══ TASK INPUTS

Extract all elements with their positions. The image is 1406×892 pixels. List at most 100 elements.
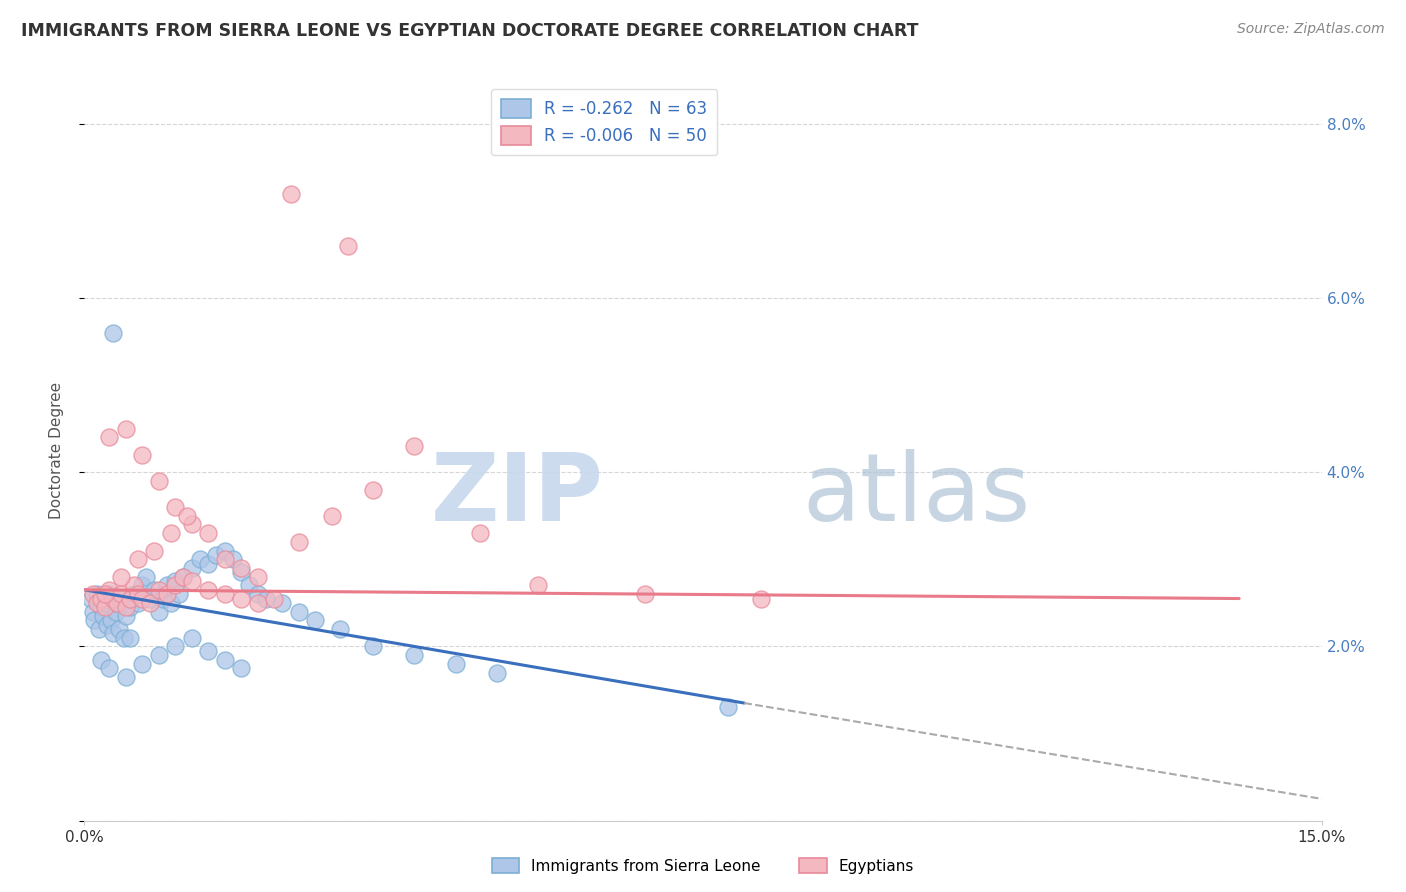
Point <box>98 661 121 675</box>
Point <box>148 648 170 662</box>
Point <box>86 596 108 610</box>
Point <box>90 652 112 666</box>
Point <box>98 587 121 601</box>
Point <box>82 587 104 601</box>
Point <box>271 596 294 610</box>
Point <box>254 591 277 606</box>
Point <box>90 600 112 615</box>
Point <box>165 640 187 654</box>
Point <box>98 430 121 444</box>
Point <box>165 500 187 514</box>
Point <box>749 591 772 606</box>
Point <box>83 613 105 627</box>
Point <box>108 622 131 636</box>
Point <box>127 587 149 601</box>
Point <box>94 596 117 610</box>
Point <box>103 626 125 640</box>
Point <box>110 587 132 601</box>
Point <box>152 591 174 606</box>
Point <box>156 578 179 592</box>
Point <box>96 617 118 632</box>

════

*EXERCISE INSTRUCTIONS*
Reproduce the records above, swapping every "Point" for "Marker" and leaving everything else unchanged. Omit the pictures from your answer.

*SOLUTION BELOW*
Extract all elements with their positions. The image is 1406×892 pixels. List at most 100 elements.
Marker <box>98 661 121 675</box>
Marker <box>148 648 170 662</box>
Marker <box>86 596 108 610</box>
Marker <box>90 652 112 666</box>
Marker <box>98 587 121 601</box>
Marker <box>82 587 104 601</box>
Marker <box>271 596 294 610</box>
Marker <box>254 591 277 606</box>
Marker <box>90 600 112 615</box>
Marker <box>165 640 187 654</box>
Marker <box>98 430 121 444</box>
Marker <box>165 500 187 514</box>
Marker <box>749 591 772 606</box>
Marker <box>83 613 105 627</box>
Marker <box>108 622 131 636</box>
Marker <box>127 587 149 601</box>
Marker <box>94 596 117 610</box>
Marker <box>103 626 125 640</box>
Marker <box>110 587 132 601</box>
Marker <box>152 591 174 606</box>
Marker <box>156 578 179 592</box>
Marker <box>96 617 118 632</box>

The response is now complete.